(Stored data)
★ ★ ★ ★
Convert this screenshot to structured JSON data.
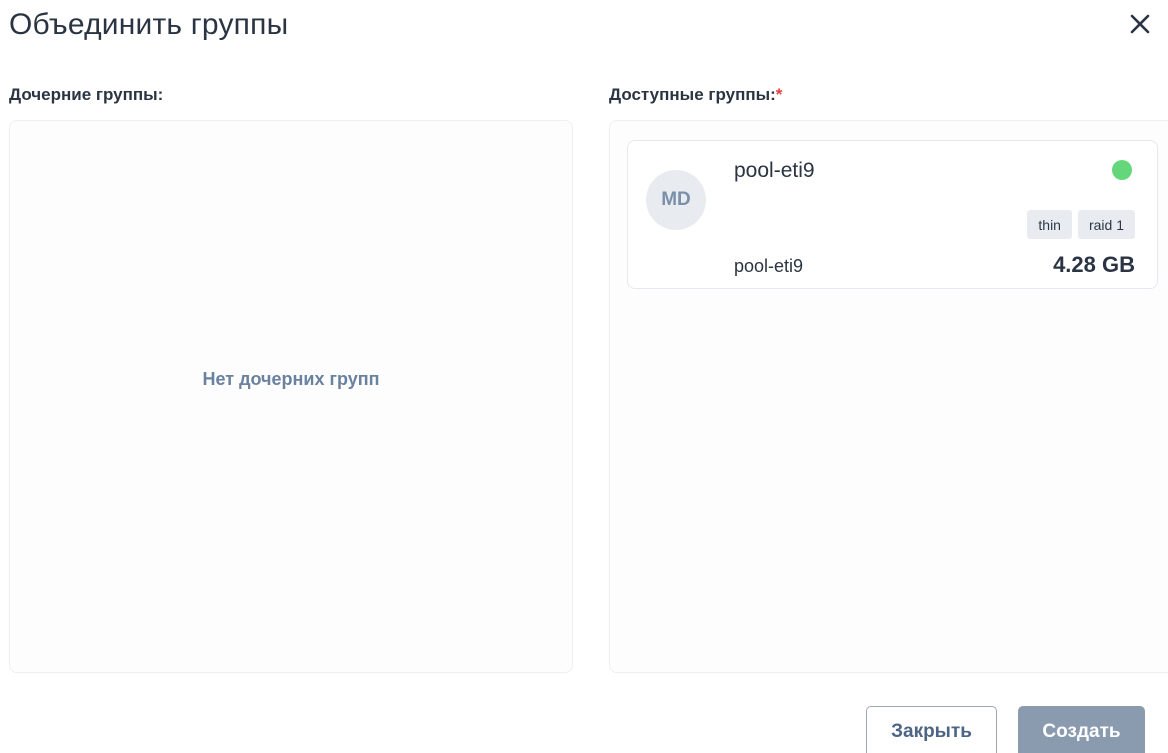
{
  "dialog": {
    "title": "Объединить группы",
    "close_icon": "close-icon"
  },
  "child_groups": {
    "label": "Дочерние группы:",
    "empty_text": "Нет дочерних групп"
  },
  "available_groups": {
    "label": "Доступные группы:",
    "required_mark": "*",
    "items": [
      {
        "avatar": "MD",
        "name": "pool-eti9",
        "status_color": "#64d77a",
        "tags": [
          "thin",
          "raid 1"
        ],
        "subtitle": "pool-eti9",
        "size": "4.28 GB"
      }
    ]
  },
  "footer": {
    "close_label": "Закрыть",
    "create_label": "Создать"
  },
  "colors": {
    "required": "#e53e3e",
    "status_online": "#64d77a",
    "create_button_disabled": "#8a9bb0",
    "empty_text": "#6a819f"
  }
}
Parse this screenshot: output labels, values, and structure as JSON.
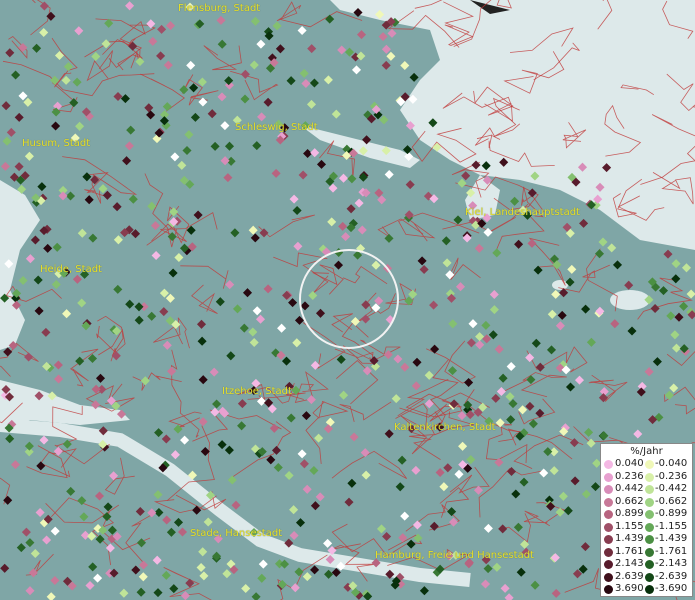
{
  "cities": [
    {
      "id": "flensburg",
      "label": "Flensburg, Stadt"
    },
    {
      "id": "schleswig",
      "label": "Schleswig, Stadt"
    },
    {
      "id": "husum",
      "label": "Husum, Stadt"
    },
    {
      "id": "kiel",
      "label": "Kiel, Landeshauptstadt"
    },
    {
      "id": "heide",
      "label": "Heide, Stadt"
    },
    {
      "id": "itzehoe",
      "label": "Itzehoe, Stadt"
    },
    {
      "id": "kaltenkirchen",
      "label": "Kaltenkirchen, Stadt"
    },
    {
      "id": "stade",
      "label": "Stade, Hansestadt"
    },
    {
      "id": "hamburg",
      "label": "Hamburg, Freie und Hansestadt"
    }
  ],
  "legend": {
    "title": "%/Jahr",
    "positive": [
      {
        "value": "0.040",
        "color": "#f4b8e4"
      },
      {
        "value": "0.236",
        "color": "#e8a0d0"
      },
      {
        "value": "0.442",
        "color": "#d88cb8"
      },
      {
        "value": "0.662",
        "color": "#c87898"
      },
      {
        "value": "0.899",
        "color": "#b86480"
      },
      {
        "value": "1.155",
        "color": "#a05068"
      },
      {
        "value": "1.439",
        "color": "#883c50"
      },
      {
        "value": "1.761",
        "color": "#702c3c"
      },
      {
        "value": "2.143",
        "color": "#581c2c"
      },
      {
        "value": "2.639",
        "color": "#40101c"
      },
      {
        "value": "3.690",
        "color": "#280810"
      }
    ],
    "negative": [
      {
        "value": "-0.040",
        "color": "#f0f8b8"
      },
      {
        "value": "-0.236",
        "color": "#d8f0a8"
      },
      {
        "value": "-0.442",
        "color": "#c0e498"
      },
      {
        "value": "-0.662",
        "color": "#a0d484"
      },
      {
        "value": "-0.899",
        "color": "#84c070"
      },
      {
        "value": "-1.155",
        "color": "#64a858"
      },
      {
        "value": "-1.439",
        "color": "#4c9044"
      },
      {
        "value": "-1.761",
        "color": "#387834"
      },
      {
        "value": "-2.143",
        "color": "#246024"
      },
      {
        "value": "-2.639",
        "color": "#144818"
      },
      {
        "value": "-3.690",
        "color": "#08300c"
      }
    ]
  },
  "colors": {
    "water": "#e0ecec",
    "land": "#7fa6a6",
    "boundary": "#c03a3a",
    "city_label": "#e8e02a"
  }
}
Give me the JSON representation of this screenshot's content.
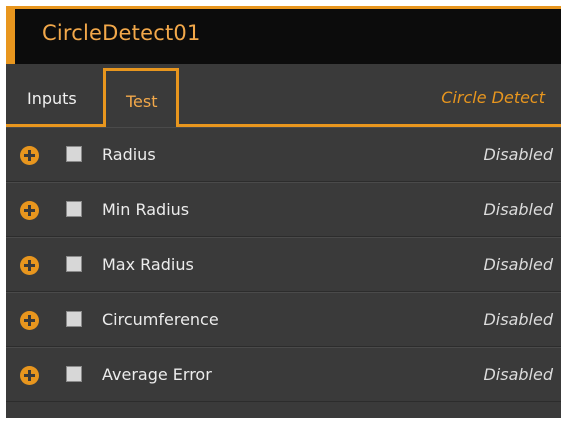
{
  "window": {
    "title": "CircleDetect01"
  },
  "tabs": [
    {
      "label": "Inputs",
      "active": false
    },
    {
      "label": "Test",
      "active": true
    }
  ],
  "tool_type": "Circle Detect",
  "tests": [
    {
      "label": "Radius",
      "checked": false,
      "status": "Disabled"
    },
    {
      "label": "Min Radius",
      "checked": false,
      "status": "Disabled"
    },
    {
      "label": "Max Radius",
      "checked": false,
      "status": "Disabled"
    },
    {
      "label": "Circumference",
      "checked": false,
      "status": "Disabled"
    },
    {
      "label": "Average Error",
      "checked": false,
      "status": "Disabled"
    }
  ],
  "colors": {
    "accent": "#e8961e",
    "panel_bg": "#3a3a3a",
    "title_bg": "#0c0c0c",
    "text": "#ececec"
  },
  "icons": {
    "expand": "plus-circle-icon",
    "checkbox": "checkbox-unchecked"
  }
}
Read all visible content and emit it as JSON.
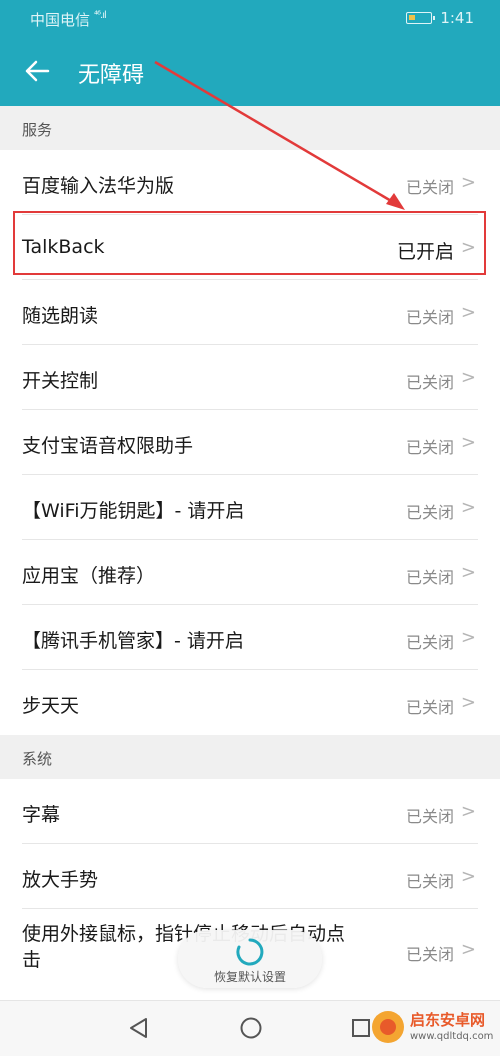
{
  "status_bar": {
    "carrier": "中国电信",
    "signal_label": "⁴⁶.ıl",
    "time": "1:41"
  },
  "header": {
    "back_icon": "arrow-left-icon",
    "title": "无障碍"
  },
  "sections": {
    "services": {
      "title": "服务",
      "items": [
        {
          "label": "百度输入法华为版",
          "status": "已关闭"
        },
        {
          "label": "TalkBack",
          "status": "已开启"
        },
        {
          "label": "随选朗读",
          "status": "已关闭"
        },
        {
          "label": "开关控制",
          "status": "已关闭"
        },
        {
          "label": "支付宝语音权限助手",
          "status": "已关闭"
        },
        {
          "label": "【WiFi万能钥匙】- 请开启",
          "status": "已关闭"
        },
        {
          "label": "应用宝（推荐）",
          "status": "已关闭"
        },
        {
          "label": "【腾讯手机管家】- 请开启",
          "status": "已关闭"
        },
        {
          "label": "步天天",
          "status": "已关闭"
        }
      ]
    },
    "system": {
      "title": "系统",
      "items": [
        {
          "label": "字幕",
          "status": "已关闭"
        },
        {
          "label": "放大手势",
          "status": "已关闭"
        },
        {
          "label": "使用外接鼠标，指针停止移动后自动点击",
          "status": "已关闭"
        }
      ]
    }
  },
  "toast": {
    "label": "恢复默认设置",
    "icon": "loading-spinner-icon"
  },
  "watermark": {
    "text": "启东安卓网",
    "url": "www.qdltdq.com"
  },
  "colors": {
    "header": "#22a9bd",
    "highlight": "#e23a3a"
  }
}
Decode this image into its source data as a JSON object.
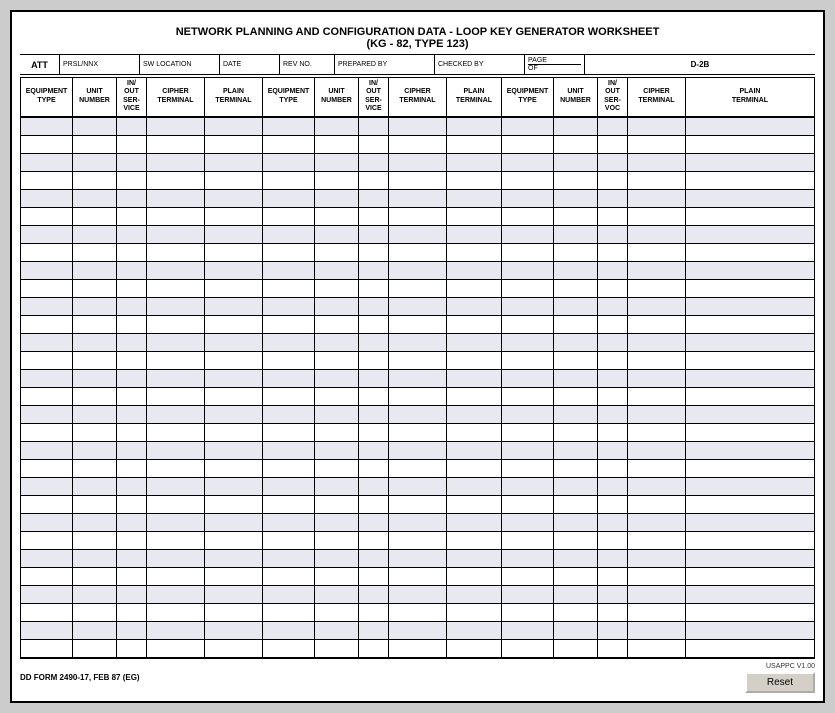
{
  "title_line1": "NETWORK PLANNING AND CONFIGURATION DATA - LOOP KEY GENERATOR WORKSHEET",
  "title_line2": "(KG - 82, TYPE 123)",
  "header": {
    "att": "ATT",
    "prslnnx": "PRSL/NNX",
    "sw_location": "SW LOCATION",
    "date": "DATE",
    "rev_no": "REV NO.",
    "prepared_by": "PREPARED BY",
    "checked_by": "CHECKED BY",
    "page": "PAGE",
    "of": "OF",
    "d2b": "D-2B"
  },
  "col_headers": [
    {
      "id": "eq-type-1",
      "label": "EQUIPMENT\nTYPE"
    },
    {
      "id": "unit-num-1",
      "label": "UNIT\nNUMBER"
    },
    {
      "id": "in-out-1",
      "label": "IN/\nOUT\nSER-\nVICE"
    },
    {
      "id": "cipher-1",
      "label": "CIPHER\nTERMINAL"
    },
    {
      "id": "plain-1",
      "label": "PLAIN\nTERMINAL"
    },
    {
      "id": "eq-type-2",
      "label": "EQUIPMENT\nTYPE"
    },
    {
      "id": "unit-num-2",
      "label": "UNIT\nNUMBER"
    },
    {
      "id": "in-out-2",
      "label": "IN/\nOUT\nSER-\nVICE"
    },
    {
      "id": "cipher-2",
      "label": "CIPHER\nTERMINAL"
    },
    {
      "id": "plain-2",
      "label": "PLAIN\nTERMINAL"
    },
    {
      "id": "eq-type-3",
      "label": "EQUIPMENT\nTYPE"
    },
    {
      "id": "unit-num-3",
      "label": "UNIT\nNUMBER"
    },
    {
      "id": "in-out-3",
      "label": "IN/\nOUT\nSER-\nVOC"
    },
    {
      "id": "cipher-3",
      "label": "CIPHER\nTERMINAL"
    },
    {
      "id": "plain-3",
      "label": "PLAIN\nTERMINAL"
    }
  ],
  "num_data_rows": 30,
  "footer": {
    "form_id": "DD FORM 2490-17, FEB 87 (EG)",
    "usappc": "USAPPC V1.00",
    "reset_button": "Reset"
  }
}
★ ★ ★ ★
YOUR GOAL
Restate the full listing verbatim and drop every picture.

EXPECTED OUTPUT
Convert this screenshot to structured JSON data.
{
  "dialog": {
    "title": "Объединить группы",
    "close_icon": "close-icon"
  },
  "child_groups": {
    "label": "Дочерние группы:",
    "empty_text": "Нет дочерних групп"
  },
  "available_groups": {
    "label": "Доступные группы:",
    "required_mark": "*",
    "items": [
      {
        "avatar": "MD",
        "name": "pool-eti9",
        "status_color": "#64d77a",
        "tags": [
          "thin",
          "raid 1"
        ],
        "subtitle": "pool-eti9",
        "size": "4.28 GB"
      }
    ]
  },
  "footer": {
    "close_label": "Закрыть",
    "create_label": "Создать"
  },
  "colors": {
    "required": "#e53e3e",
    "status_online": "#64d77a",
    "create_button_disabled": "#8a9bb0",
    "empty_text": "#6a819f"
  }
}
Parse this screenshot: output labels, values, and structure as JSON.
{
  "cities": [
    {
      "id": "flensburg",
      "label": "Flensburg, Stadt"
    },
    {
      "id": "schleswig",
      "label": "Schleswig, Stadt"
    },
    {
      "id": "husum",
      "label": "Husum, Stadt"
    },
    {
      "id": "kiel",
      "label": "Kiel, Landeshauptstadt"
    },
    {
      "id": "heide",
      "label": "Heide, Stadt"
    },
    {
      "id": "itzehoe",
      "label": "Itzehoe, Stadt"
    },
    {
      "id": "kaltenkirchen",
      "label": "Kaltenkirchen, Stadt"
    },
    {
      "id": "stade",
      "label": "Stade, Hansestadt"
    },
    {
      "id": "hamburg",
      "label": "Hamburg, Freie und Hansestadt"
    }
  ],
  "legend": {
    "title": "%/Jahr",
    "positive": [
      {
        "value": "0.040",
        "color": "#f4b8e4"
      },
      {
        "value": "0.236",
        "color": "#e8a0d0"
      },
      {
        "value": "0.442",
        "color": "#d88cb8"
      },
      {
        "value": "0.662",
        "color": "#c87898"
      },
      {
        "value": "0.899",
        "color": "#b86480"
      },
      {
        "value": "1.155",
        "color": "#a05068"
      },
      {
        "value": "1.439",
        "color": "#883c50"
      },
      {
        "value": "1.761",
        "color": "#702c3c"
      },
      {
        "value": "2.143",
        "color": "#581c2c"
      },
      {
        "value": "2.639",
        "color": "#40101c"
      },
      {
        "value": "3.690",
        "color": "#280810"
      }
    ],
    "negative": [
      {
        "value": "-0.040",
        "color": "#f0f8b8"
      },
      {
        "value": "-0.236",
        "color": "#d8f0a8"
      },
      {
        "value": "-0.442",
        "color": "#c0e498"
      },
      {
        "value": "-0.662",
        "color": "#a0d484"
      },
      {
        "value": "-0.899",
        "color": "#84c070"
      },
      {
        "value": "-1.155",
        "color": "#64a858"
      },
      {
        "value": "-1.439",
        "color": "#4c9044"
      },
      {
        "value": "-1.761",
        "color": "#387834"
      },
      {
        "value": "-2.143",
        "color": "#246024"
      },
      {
        "value": "-2.639",
        "color": "#144818"
      },
      {
        "value": "-3.690",
        "color": "#08300c"
      }
    ]
  },
  "colors": {
    "water": "#e0ecec",
    "land": "#7fa6a6",
    "boundary": "#c03a3a",
    "city_label": "#e8e02a"
  }
}
Give me the JSON representation of this screenshot's content.
{
  "window": {
    "title": "CircleDetect01"
  },
  "tabs": [
    {
      "label": "Inputs",
      "active": false
    },
    {
      "label": "Test",
      "active": true
    }
  ],
  "tool_type": "Circle Detect",
  "tests": [
    {
      "label": "Radius",
      "checked": false,
      "status": "Disabled"
    },
    {
      "label": "Min Radius",
      "checked": false,
      "status": "Disabled"
    },
    {
      "label": "Max Radius",
      "checked": false,
      "status": "Disabled"
    },
    {
      "label": "Circumference",
      "checked": false,
      "status": "Disabled"
    },
    {
      "label": "Average Error",
      "checked": false,
      "status": "Disabled"
    }
  ],
  "colors": {
    "accent": "#e8961e",
    "panel_bg": "#3a3a3a",
    "title_bg": "#0c0c0c",
    "text": "#ececec"
  },
  "icons": {
    "expand": "plus-circle-icon",
    "checkbox": "checkbox-unchecked"
  }
}
Read all visible content and emit it as JSON.
{
  "status_bar": {
    "carrier": "中国电信",
    "signal_label": "⁴⁶.ıl",
    "time": "1:41"
  },
  "header": {
    "back_icon": "arrow-left-icon",
    "title": "无障碍"
  },
  "sections": {
    "services": {
      "title": "服务",
      "items": [
        {
          "label": "百度输入法华为版",
          "status": "已关闭"
        },
        {
          "label": "TalkBack",
          "status": "已开启"
        },
        {
          "label": "随选朗读",
          "status": "已关闭"
        },
        {
          "label": "开关控制",
          "status": "已关闭"
        },
        {
          "label": "支付宝语音权限助手",
          "status": "已关闭"
        },
        {
          "label": "【WiFi万能钥匙】- 请开启",
          "status": "已关闭"
        },
        {
          "label": "应用宝（推荐）",
          "status": "已关闭"
        },
        {
          "label": "【腾讯手机管家】- 请开启",
          "status": "已关闭"
        },
        {
          "label": "步天天",
          "status": "已关闭"
        }
      ]
    },
    "system": {
      "title": "系统",
      "items": [
        {
          "label": "字幕",
          "status": "已关闭"
        },
        {
          "label": "放大手势",
          "status": "已关闭"
        },
        {
          "label": "使用外接鼠标，指针停止移动后自动点击",
          "status": "已关闭"
        }
      ]
    }
  },
  "toast": {
    "label": "恢复默认设置",
    "icon": "loading-spinner-icon"
  },
  "watermark": {
    "text": "启东安卓网",
    "url": "www.qdltdq.com"
  },
  "colors": {
    "header": "#22a9bd",
    "highlight": "#e23a3a"
  }
}
Decode this image into its source data as a JSON object.
{
  "title_line1": "NETWORK PLANNING AND CONFIGURATION DATA - LOOP KEY GENERATOR WORKSHEET",
  "title_line2": "(KG - 82, TYPE 123)",
  "header": {
    "att": "ATT",
    "prslnnx": "PRSL/NNX",
    "sw_location": "SW LOCATION",
    "date": "DATE",
    "rev_no": "REV NO.",
    "prepared_by": "PREPARED BY",
    "checked_by": "CHECKED BY",
    "page": "PAGE",
    "of": "OF",
    "d2b": "D-2B"
  },
  "col_headers": [
    {
      "id": "eq-type-1",
      "label": "EQUIPMENT\nTYPE"
    },
    {
      "id": "unit-num-1",
      "label": "UNIT\nNUMBER"
    },
    {
      "id": "in-out-1",
      "label": "IN/\nOUT\nSER-\nVICE"
    },
    {
      "id": "cipher-1",
      "label": "CIPHER\nTERMINAL"
    },
    {
      "id": "plain-1",
      "label": "PLAIN\nTERMINAL"
    },
    {
      "id": "eq-type-2",
      "label": "EQUIPMENT\nTYPE"
    },
    {
      "id": "unit-num-2",
      "label": "UNIT\nNUMBER"
    },
    {
      "id": "in-out-2",
      "label": "IN/\nOUT\nSER-\nVICE"
    },
    {
      "id": "cipher-2",
      "label": "CIPHER\nTERMINAL"
    },
    {
      "id": "plain-2",
      "label": "PLAIN\nTERMINAL"
    },
    {
      "id": "eq-type-3",
      "label": "EQUIPMENT\nTYPE"
    },
    {
      "id": "unit-num-3",
      "label": "UNIT\nNUMBER"
    },
    {
      "id": "in-out-3",
      "label": "IN/\nOUT\nSER-\nVOC"
    },
    {
      "id": "cipher-3",
      "label": "CIPHER\nTERMINAL"
    },
    {
      "id": "plain-3",
      "label": "PLAIN\nTERMINAL"
    }
  ],
  "num_data_rows": 30,
  "footer": {
    "form_id": "DD FORM 2490-17, FEB 87 (EG)",
    "usappc": "USAPPC V1.00",
    "reset_button": "Reset"
  }
}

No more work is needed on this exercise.